===== EXTRACTED MATERIAL =====
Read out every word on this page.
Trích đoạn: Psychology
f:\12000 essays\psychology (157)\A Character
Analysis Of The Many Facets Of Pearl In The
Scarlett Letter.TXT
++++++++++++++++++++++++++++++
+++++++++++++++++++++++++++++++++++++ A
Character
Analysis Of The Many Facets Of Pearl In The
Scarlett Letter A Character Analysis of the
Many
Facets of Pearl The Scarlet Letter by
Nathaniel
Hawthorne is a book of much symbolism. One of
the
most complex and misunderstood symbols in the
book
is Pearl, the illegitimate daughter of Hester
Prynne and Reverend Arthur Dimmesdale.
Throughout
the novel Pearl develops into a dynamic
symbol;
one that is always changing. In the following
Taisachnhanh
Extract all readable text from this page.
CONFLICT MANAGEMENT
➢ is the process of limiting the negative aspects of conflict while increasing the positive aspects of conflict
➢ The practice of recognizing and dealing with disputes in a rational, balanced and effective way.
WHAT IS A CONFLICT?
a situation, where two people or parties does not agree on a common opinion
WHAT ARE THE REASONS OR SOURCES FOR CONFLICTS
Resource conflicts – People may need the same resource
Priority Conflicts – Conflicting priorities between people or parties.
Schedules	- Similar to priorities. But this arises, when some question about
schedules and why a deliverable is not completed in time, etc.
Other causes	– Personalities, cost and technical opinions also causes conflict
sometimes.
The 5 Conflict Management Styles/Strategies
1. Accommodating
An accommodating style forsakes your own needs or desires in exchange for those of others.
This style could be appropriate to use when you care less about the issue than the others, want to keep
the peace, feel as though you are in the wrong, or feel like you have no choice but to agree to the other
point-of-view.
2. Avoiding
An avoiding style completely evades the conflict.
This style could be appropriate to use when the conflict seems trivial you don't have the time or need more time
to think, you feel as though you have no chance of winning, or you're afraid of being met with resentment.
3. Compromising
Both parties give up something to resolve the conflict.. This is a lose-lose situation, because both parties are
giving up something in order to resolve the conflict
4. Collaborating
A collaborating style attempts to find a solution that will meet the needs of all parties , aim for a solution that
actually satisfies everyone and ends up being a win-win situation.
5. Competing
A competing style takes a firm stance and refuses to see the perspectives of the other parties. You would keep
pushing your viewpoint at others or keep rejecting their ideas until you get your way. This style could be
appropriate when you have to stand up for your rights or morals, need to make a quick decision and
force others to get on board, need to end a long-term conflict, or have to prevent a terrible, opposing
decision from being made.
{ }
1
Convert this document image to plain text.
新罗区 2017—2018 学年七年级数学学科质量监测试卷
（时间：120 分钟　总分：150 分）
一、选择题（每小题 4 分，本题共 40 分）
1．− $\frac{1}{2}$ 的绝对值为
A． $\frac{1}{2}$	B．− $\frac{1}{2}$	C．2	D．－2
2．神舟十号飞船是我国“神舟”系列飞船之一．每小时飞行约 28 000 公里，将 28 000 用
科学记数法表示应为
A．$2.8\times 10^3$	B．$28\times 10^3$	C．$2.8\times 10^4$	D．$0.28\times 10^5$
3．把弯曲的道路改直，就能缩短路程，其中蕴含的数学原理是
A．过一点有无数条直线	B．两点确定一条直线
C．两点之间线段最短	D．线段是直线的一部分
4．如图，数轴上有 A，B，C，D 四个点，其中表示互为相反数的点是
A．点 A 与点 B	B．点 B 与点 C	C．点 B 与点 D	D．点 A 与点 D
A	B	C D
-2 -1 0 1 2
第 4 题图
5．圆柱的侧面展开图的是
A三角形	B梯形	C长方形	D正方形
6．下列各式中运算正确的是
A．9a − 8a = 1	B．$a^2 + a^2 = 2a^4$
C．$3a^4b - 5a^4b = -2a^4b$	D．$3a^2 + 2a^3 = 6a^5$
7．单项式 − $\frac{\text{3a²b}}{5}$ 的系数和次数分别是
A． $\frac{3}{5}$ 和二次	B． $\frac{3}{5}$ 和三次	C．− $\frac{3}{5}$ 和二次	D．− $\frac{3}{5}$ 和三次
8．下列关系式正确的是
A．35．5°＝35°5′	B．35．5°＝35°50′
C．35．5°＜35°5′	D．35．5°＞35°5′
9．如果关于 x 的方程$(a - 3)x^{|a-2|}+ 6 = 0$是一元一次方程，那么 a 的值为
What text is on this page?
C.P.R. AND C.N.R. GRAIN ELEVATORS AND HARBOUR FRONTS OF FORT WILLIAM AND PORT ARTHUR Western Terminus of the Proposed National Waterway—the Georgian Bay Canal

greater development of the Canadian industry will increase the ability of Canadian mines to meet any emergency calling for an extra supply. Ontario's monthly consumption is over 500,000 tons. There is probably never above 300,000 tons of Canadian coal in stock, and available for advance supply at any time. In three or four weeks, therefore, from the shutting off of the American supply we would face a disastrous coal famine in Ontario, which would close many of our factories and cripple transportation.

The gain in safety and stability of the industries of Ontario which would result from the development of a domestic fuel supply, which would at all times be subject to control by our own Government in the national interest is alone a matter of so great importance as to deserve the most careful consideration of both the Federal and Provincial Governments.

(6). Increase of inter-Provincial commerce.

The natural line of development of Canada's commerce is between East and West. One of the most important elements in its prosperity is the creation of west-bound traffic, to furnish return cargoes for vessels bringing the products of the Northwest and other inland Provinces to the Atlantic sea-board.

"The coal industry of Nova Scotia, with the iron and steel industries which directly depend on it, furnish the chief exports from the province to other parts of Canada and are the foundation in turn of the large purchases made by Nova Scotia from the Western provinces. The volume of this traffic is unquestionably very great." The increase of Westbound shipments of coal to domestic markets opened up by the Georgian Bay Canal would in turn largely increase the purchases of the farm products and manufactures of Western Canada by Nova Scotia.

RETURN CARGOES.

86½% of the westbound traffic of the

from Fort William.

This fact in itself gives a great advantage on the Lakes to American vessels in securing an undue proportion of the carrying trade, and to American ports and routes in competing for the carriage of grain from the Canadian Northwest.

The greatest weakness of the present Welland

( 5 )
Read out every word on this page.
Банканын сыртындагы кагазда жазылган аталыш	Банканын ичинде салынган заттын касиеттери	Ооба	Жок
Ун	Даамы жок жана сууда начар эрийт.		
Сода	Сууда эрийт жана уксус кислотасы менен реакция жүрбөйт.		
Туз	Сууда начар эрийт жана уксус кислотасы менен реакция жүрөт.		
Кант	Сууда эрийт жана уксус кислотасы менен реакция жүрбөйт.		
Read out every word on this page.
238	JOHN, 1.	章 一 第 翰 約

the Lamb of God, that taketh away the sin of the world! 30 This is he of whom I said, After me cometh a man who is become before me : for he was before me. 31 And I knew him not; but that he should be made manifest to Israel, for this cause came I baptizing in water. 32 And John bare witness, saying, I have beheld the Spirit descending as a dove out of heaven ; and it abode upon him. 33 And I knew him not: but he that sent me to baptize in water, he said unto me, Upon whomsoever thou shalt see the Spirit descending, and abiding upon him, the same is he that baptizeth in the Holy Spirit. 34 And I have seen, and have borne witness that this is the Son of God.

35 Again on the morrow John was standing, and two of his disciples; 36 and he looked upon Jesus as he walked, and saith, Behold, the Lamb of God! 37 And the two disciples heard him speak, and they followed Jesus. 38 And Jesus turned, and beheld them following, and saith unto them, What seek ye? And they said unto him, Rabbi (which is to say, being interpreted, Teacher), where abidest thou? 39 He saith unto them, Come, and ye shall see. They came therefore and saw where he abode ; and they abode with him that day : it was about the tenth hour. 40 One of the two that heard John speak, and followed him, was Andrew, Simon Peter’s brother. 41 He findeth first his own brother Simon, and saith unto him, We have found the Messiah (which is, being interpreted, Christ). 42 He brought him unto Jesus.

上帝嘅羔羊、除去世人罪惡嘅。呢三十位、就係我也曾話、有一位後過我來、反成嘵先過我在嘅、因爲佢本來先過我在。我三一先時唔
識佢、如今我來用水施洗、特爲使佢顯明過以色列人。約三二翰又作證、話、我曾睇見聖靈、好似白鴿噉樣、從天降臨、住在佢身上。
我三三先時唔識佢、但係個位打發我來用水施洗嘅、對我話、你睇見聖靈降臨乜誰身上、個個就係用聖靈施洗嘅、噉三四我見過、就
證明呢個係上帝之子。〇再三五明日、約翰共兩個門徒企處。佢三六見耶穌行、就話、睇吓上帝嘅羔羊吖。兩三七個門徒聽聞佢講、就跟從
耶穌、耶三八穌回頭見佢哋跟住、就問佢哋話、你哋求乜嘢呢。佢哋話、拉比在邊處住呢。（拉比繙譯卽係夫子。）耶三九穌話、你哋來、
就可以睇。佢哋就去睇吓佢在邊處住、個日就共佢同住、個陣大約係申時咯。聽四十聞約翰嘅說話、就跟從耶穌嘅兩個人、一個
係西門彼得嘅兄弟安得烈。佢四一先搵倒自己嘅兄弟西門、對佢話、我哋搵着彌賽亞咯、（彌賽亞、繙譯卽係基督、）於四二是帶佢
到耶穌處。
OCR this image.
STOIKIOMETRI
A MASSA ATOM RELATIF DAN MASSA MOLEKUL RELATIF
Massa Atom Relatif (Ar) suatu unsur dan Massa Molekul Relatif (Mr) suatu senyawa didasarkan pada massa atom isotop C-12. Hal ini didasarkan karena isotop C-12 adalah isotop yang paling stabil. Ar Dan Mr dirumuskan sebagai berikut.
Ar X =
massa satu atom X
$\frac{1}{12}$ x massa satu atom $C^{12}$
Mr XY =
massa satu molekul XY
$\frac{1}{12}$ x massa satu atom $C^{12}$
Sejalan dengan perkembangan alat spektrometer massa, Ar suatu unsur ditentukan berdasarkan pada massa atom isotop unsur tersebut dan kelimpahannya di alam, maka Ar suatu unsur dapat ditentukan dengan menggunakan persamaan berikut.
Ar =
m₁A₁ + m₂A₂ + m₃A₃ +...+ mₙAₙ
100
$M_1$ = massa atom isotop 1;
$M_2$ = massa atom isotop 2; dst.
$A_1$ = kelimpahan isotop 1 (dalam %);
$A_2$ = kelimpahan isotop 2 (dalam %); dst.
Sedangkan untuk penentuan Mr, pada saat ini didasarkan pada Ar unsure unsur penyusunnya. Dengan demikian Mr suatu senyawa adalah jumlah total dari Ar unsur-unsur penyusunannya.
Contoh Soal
=====
DESCRIPTION OF THE TASK:
Within the material above, find the lines that contain the word "didasarkan"; copy them.

WRITTEN ANSWER:
Massa Atom Relatif (Ar) suatu unsur dan Massa Molekul Relatif (Mr) suatu senyawa didasarkan pada massa atom isotop C-12. Hal ini didasarkan karena isotop C-12 adalah isotop yang paling stabil. Ar Dan Mr dirumuskan sebagai berikut.
Sedangkan untuk penentuan Mr, pada saat ini didasarkan pada Ar unsure unsur penyusunnya. Dengan demikian Mr suatu senyawa adalah jumlah total dari Ar unsur-unsur penyusunannya.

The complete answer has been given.